• _AIM_:
Output the full listing below exactly, without the pictures.

• _Figure dataset records_:
━━━━━━━━━━

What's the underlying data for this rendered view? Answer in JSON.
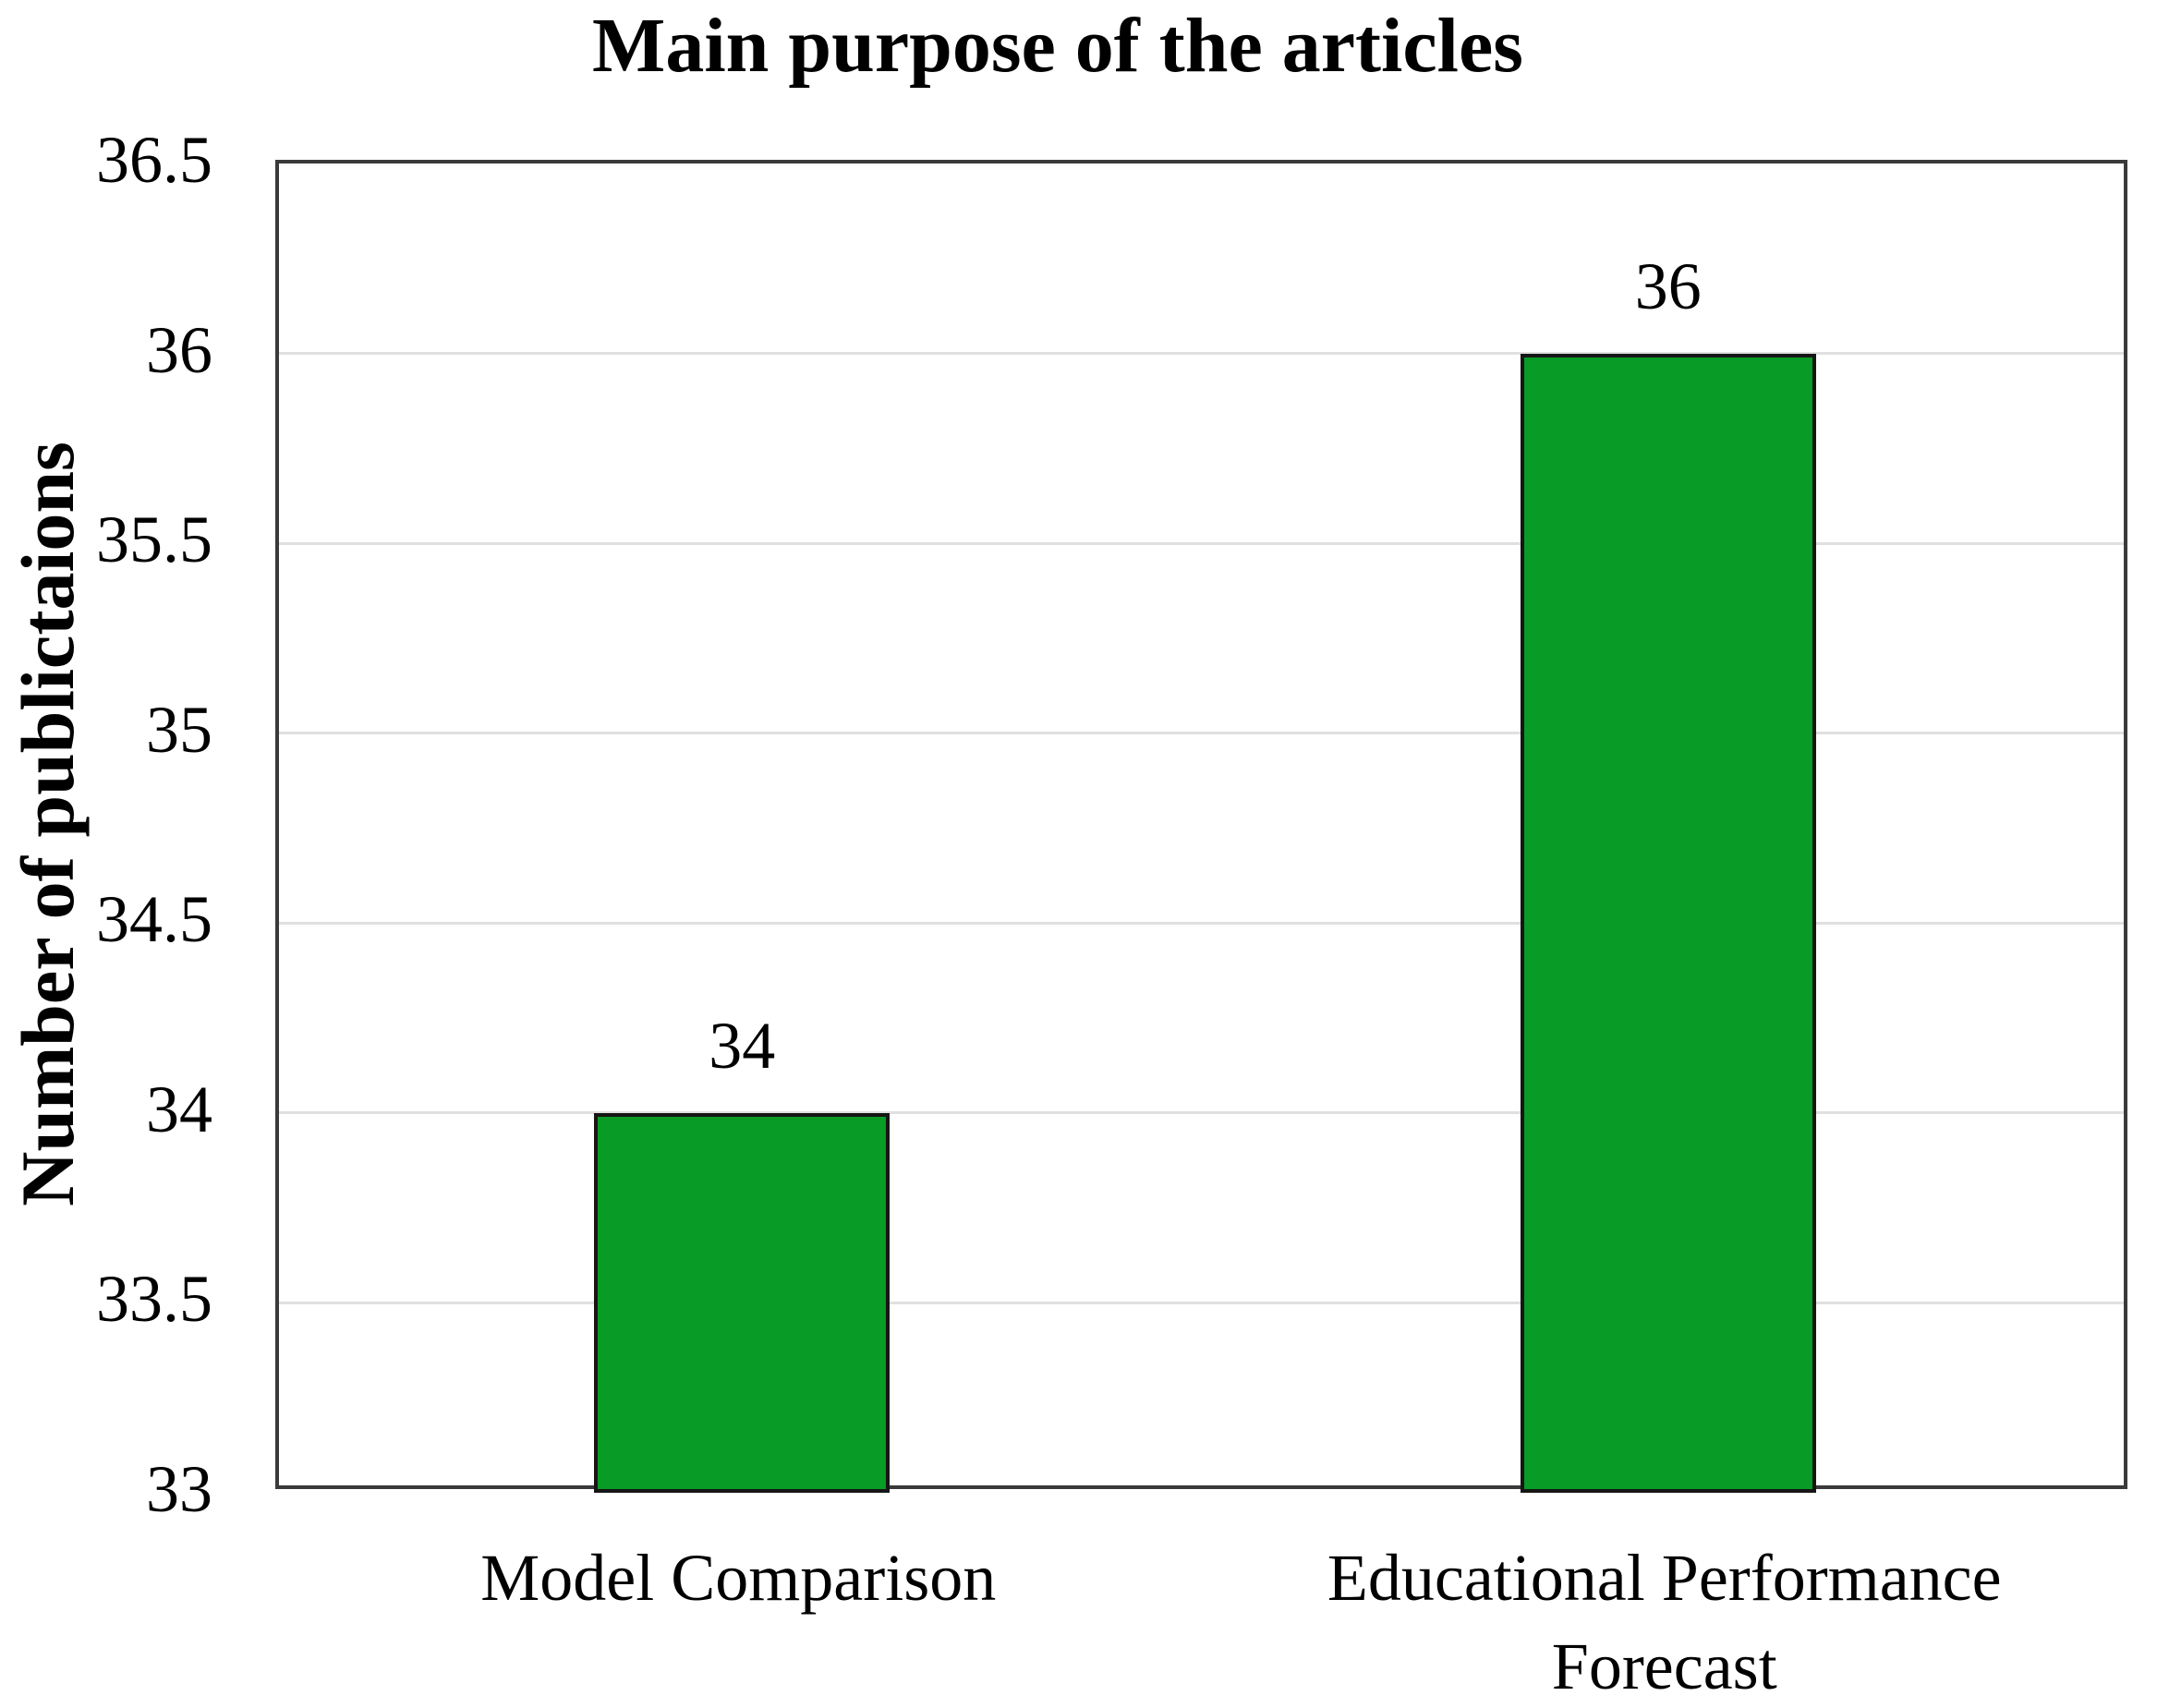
{
  "chart_data": {
    "type": "bar",
    "title": "Main purpose of the articles",
    "ylabel": "Number of publictaions",
    "xlabel": "",
    "categories": [
      "Model Comparison",
      "Educational Performance Forecast"
    ],
    "values": [
      34,
      36
    ],
    "data_labels": [
      "34",
      "36"
    ],
    "ylim": [
      33,
      36.5
    ],
    "ytick_interval": 0.5,
    "yticks": [
      "36.5",
      "36",
      "35.5",
      "35",
      "34.5",
      "34",
      "33.5",
      "33"
    ],
    "grid": "horizontal",
    "legend_position": "none",
    "bar_color": "#089B25",
    "bar_border_color": "#161616",
    "gridline_color": "#E0E0E0",
    "plot_border_color": "#3A3A3A",
    "text_color": "#000000",
    "background_color": "#FFFFFF"
  }
}
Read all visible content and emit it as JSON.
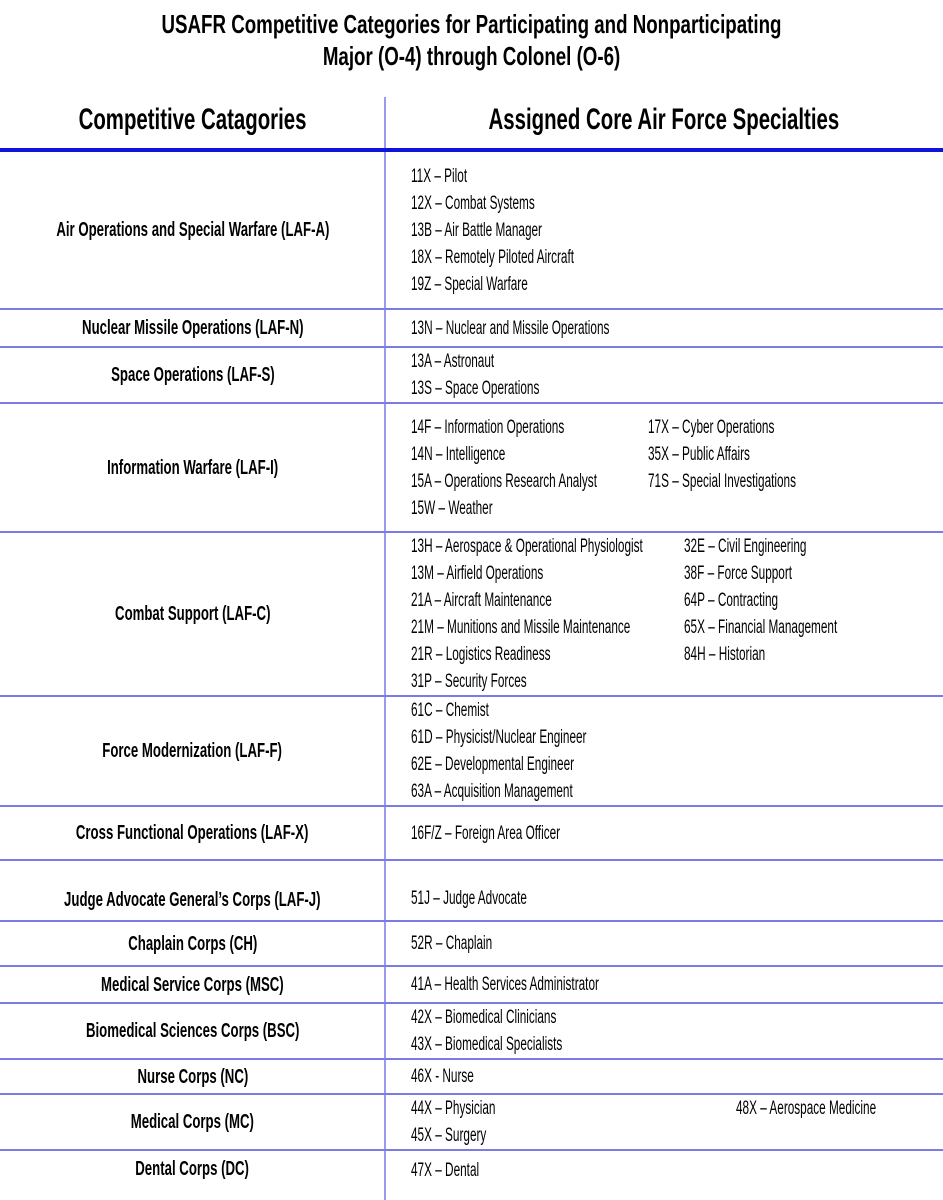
{
  "title": {
    "line1": "USAFR Competitive Categories for Participating and Nonparticipating",
    "line2": "Major (O-4) through Colonel (O-6)"
  },
  "table": {
    "headers": {
      "left": "Competitive Catagories",
      "right": "Assigned Core Air Force Specialties"
    },
    "rows": [
      {
        "key": "air-ops",
        "category": "Air Operations and Special Warfare (LAF-A)",
        "col1": [
          "11X – Pilot",
          "12X – Combat Systems",
          "13B – Air Battle Manager",
          "18X – Remotely Piloted Aircraft",
          "19Z – Special Warfare"
        ],
        "col2": []
      },
      {
        "key": "nuclear",
        "category": "Nuclear Missile Operations (LAF-N)",
        "col1": [
          "13N – Nuclear and Missile Operations"
        ],
        "col2": []
      },
      {
        "key": "space",
        "category": "Space Operations (LAF-S)",
        "col1": [
          "13A – Astronaut",
          "13S – Space Operations"
        ],
        "col2": []
      },
      {
        "key": "info-warfare",
        "category": "Information Warfare (LAF-I)",
        "col1": [
          "14F – Information Operations",
          "14N – Intelligence",
          "15A – Operations Research Analyst",
          "15W – Weather"
        ],
        "col2": [
          "17X – Cyber Operations",
          "35X – Public Affairs",
          "71S – Special Investigations"
        ]
      },
      {
        "key": "combat-support",
        "category": "Combat Support (LAF-C)",
        "col1": [
          "13H – Aerospace & Operational Physiologist",
          "13M – Airfield Operations",
          "21A – Aircraft Maintenance",
          "21M – Munitions and Missile Maintenance",
          "21R – Logistics Readiness",
          "31P – Security Forces"
        ],
        "col2": [
          "32E – Civil Engineering",
          "38F – Force Support",
          "64P – Contracting",
          "65X – Financial Management",
          "84H – Historian"
        ]
      },
      {
        "key": "force-mod",
        "category": "Force Modernization (LAF-F)",
        "col1": [
          "61C – Chemist",
          "61D – Physicist/Nuclear Engineer",
          "62E – Developmental Engineer",
          "63A – Acquisition Management"
        ],
        "col2": []
      },
      {
        "key": "cross-functional",
        "category": "Cross Functional Operations (LAF-X)",
        "col1": [
          "16F/Z – Foreign Area Officer"
        ],
        "col2": []
      },
      {
        "key": "judge-advocate",
        "category": "Judge Advocate General’s Corps (LAF-J)",
        "col1": [
          "51J – Judge Advocate"
        ],
        "col2": []
      },
      {
        "key": "chaplain",
        "category": "Chaplain Corps (CH)",
        "col1": [
          "52R – Chaplain"
        ],
        "col2": []
      },
      {
        "key": "medical-service",
        "category": "Medical Service Corps (MSC)",
        "col1": [
          "41A – Health Services Administrator"
        ],
        "col2": []
      },
      {
        "key": "biomedical",
        "category": "Biomedical Sciences Corps (BSC)",
        "col1": [
          "42X – Biomedical Clinicians",
          "43X – Biomedical Specialists"
        ],
        "col2": []
      },
      {
        "key": "nurse",
        "category": "Nurse Corps (NC)",
        "col1": [
          "46X - Nurse"
        ],
        "col2": []
      },
      {
        "key": "medical-corps",
        "category": "Medical Corps (MC)",
        "split": "wide",
        "col1": [
          "44X – Physician",
          "45X – Surgery"
        ],
        "col2": [
          "48X – Aerospace Medicine"
        ]
      },
      {
        "key": "dental",
        "category": "Dental Corps (DC)",
        "col1": [
          "47X – Dental"
        ],
        "col2": []
      }
    ]
  },
  "colors": {
    "header_rule": "#1212dd",
    "bottom_rule": "#0b0bdd",
    "row_divider": "#7b7be4",
    "column_divider": "#9a9af0",
    "text": "#000000",
    "background": "#ffffff"
  }
}
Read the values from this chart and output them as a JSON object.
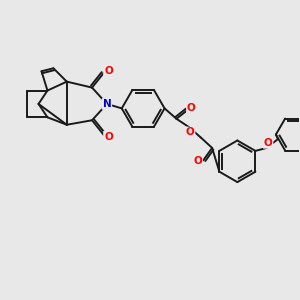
{
  "background_color": "#e8e8e8",
  "bond_color": "#1a1a1a",
  "bond_width": 1.4,
  "atom_colors": {
    "O": "#ff0000",
    "N": "#0000cd",
    "C": "#1a1a1a"
  },
  "figsize": [
    3.0,
    3.0
  ],
  "dpi": 100,
  "xlim": [
    0,
    10
  ],
  "ylim": [
    0,
    10
  ]
}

━━━━━━━━━━

• _WRITTEN RESPONSE_:
What's the underlying data for this rendered view? Answer in JSON.
{
  "chart_data": {
    "type": "bar",
    "title": "Main purpose of the articles",
    "ylabel": "Number of publictaions",
    "xlabel": "",
    "categories": [
      "Model Comparison",
      "Educational Performance Forecast"
    ],
    "values": [
      34,
      36
    ],
    "data_labels": [
      "34",
      "36"
    ],
    "ylim": [
      33,
      36.5
    ],
    "ytick_interval": 0.5,
    "yticks": [
      "36.5",
      "36",
      "35.5",
      "35",
      "34.5",
      "34",
      "33.5",
      "33"
    ],
    "grid": "horizontal",
    "legend_position": "none",
    "bar_color": "#089B25",
    "bar_border_color": "#161616",
    "gridline_color": "#E0E0E0",
    "plot_border_color": "#3A3A3A",
    "text_color": "#000000",
    "background_color": "#FFFFFF"
  }
}
Read all visible content and emit it as JSON.
{
  "title": {
    "line1": "USAFR Competitive Categories for Participating and Nonparticipating",
    "line2": "Major (O-4) through Colonel (O-6)"
  },
  "table": {
    "headers": {
      "left": "Competitive Catagories",
      "right": "Assigned Core Air Force Specialties"
    },
    "rows": [
      {
        "key": "air-ops",
        "category": "Air Operations and Special Warfare (LAF-A)",
        "col1": [
          "11X – Pilot",
          "12X – Combat Systems",
          "13B – Air Battle Manager",
          "18X – Remotely Piloted Aircraft",
          "19Z – Special Warfare"
        ],
        "col2": []
      },
      {
        "key": "nuclear",
        "category": "Nuclear Missile Operations (LAF-N)",
        "col1": [
          "13N – Nuclear and Missile Operations"
        ],
        "col2": []
      },
      {
        "key": "space",
        "category": "Space Operations (LAF-S)",
        "col1": [
          "13A – Astronaut",
          "13S – Space Operations"
        ],
        "col2": []
      },
      {
        "key": "info-warfare",
        "category": "Information Warfare (LAF-I)",
        "col1": [
          "14F – Information Operations",
          "14N – Intelligence",
          "15A – Operations Research Analyst",
          "15W – Weather"
        ],
        "col2": [
          "17X – Cyber Operations",
          "35X – Public Affairs",
          "71S – Special Investigations"
        ]
      },
      {
        "key": "combat-support",
        "category": "Combat Support (LAF-C)",
        "col1": [
          "13H – Aerospace & Operational Physiologist",
          "13M – Airfield Operations",
          "21A – Aircraft Maintenance",
          "21M – Munitions and Missile Maintenance",
          "21R – Logistics Readiness",
          "31P – Security Forces"
        ],
        "col2": [
          "32E – Civil Engineering",
          "38F – Force Support",
          "64P – Contracting",
          "65X – Financial Management",
          "84H – Historian"
        ]
      },
      {
        "key": "force-mod",
        "category": "Force Modernization (LAF-F)",
        "col1": [
          "61C – Chemist",
          "61D – Physicist/Nuclear Engineer",
          "62E – Developmental Engineer",
          "63A – Acquisition Management"
        ],
        "col2": []
      },
      {
        "key": "cross-functional",
        "category": "Cross Functional Operations (LAF-X)",
        "col1": [
          "16F/Z – Foreign Area Officer"
        ],
        "col2": []
      },
      {
        "key": "judge-advocate",
        "category": "Judge Advocate General’s Corps (LAF-J)",
        "col1": [
          "51J – Judge Advocate"
        ],
        "col2": []
      },
      {
        "key": "chaplain",
        "category": "Chaplain Corps (CH)",
        "col1": [
          "52R – Chaplain"
        ],
        "col2": []
      },
      {
        "key": "medical-service",
        "category": "Medical Service Corps (MSC)",
        "col1": [
          "41A – Health Services Administrator"
        ],
        "col2": []
      },
      {
        "key": "biomedical",
        "category": "Biomedical Sciences Corps (BSC)",
        "col1": [
          "42X – Biomedical Clinicians",
          "43X – Biomedical Specialists"
        ],
        "col2": []
      },
      {
        "key": "nurse",
        "category": "Nurse Corps (NC)",
        "col1": [
          "46X - Nurse"
        ],
        "col2": []
      },
      {
        "key": "medical-corps",
        "category": "Medical Corps (MC)",
        "split": "wide",
        "col1": [
          "44X – Physician",
          "45X – Surgery"
        ],
        "col2": [
          "48X – Aerospace Medicine"
        ]
      },
      {
        "key": "dental",
        "category": "Dental Corps (DC)",
        "col1": [
          "47X – Dental"
        ],
        "col2": []
      }
    ]
  },
  "colors": {
    "header_rule": "#1212dd",
    "bottom_rule": "#0b0bdd",
    "row_divider": "#7b7be4",
    "column_divider": "#9a9af0",
    "text": "#000000",
    "background": "#ffffff"
  }
}
Read the values from this chart and output them as a JSON object.
{
  "background_color": "#e8e8e8",
  "bond_color": "#1a1a1a",
  "bond_width": 1.4,
  "atom_colors": {
    "O": "#ff0000",
    "N": "#0000cd",
    "C": "#1a1a1a"
  },
  "figsize": [
    3.0,
    3.0
  ],
  "dpi": 100,
  "xlim": [
    0,
    10
  ],
  "ylim": [
    0,
    10
  ]
}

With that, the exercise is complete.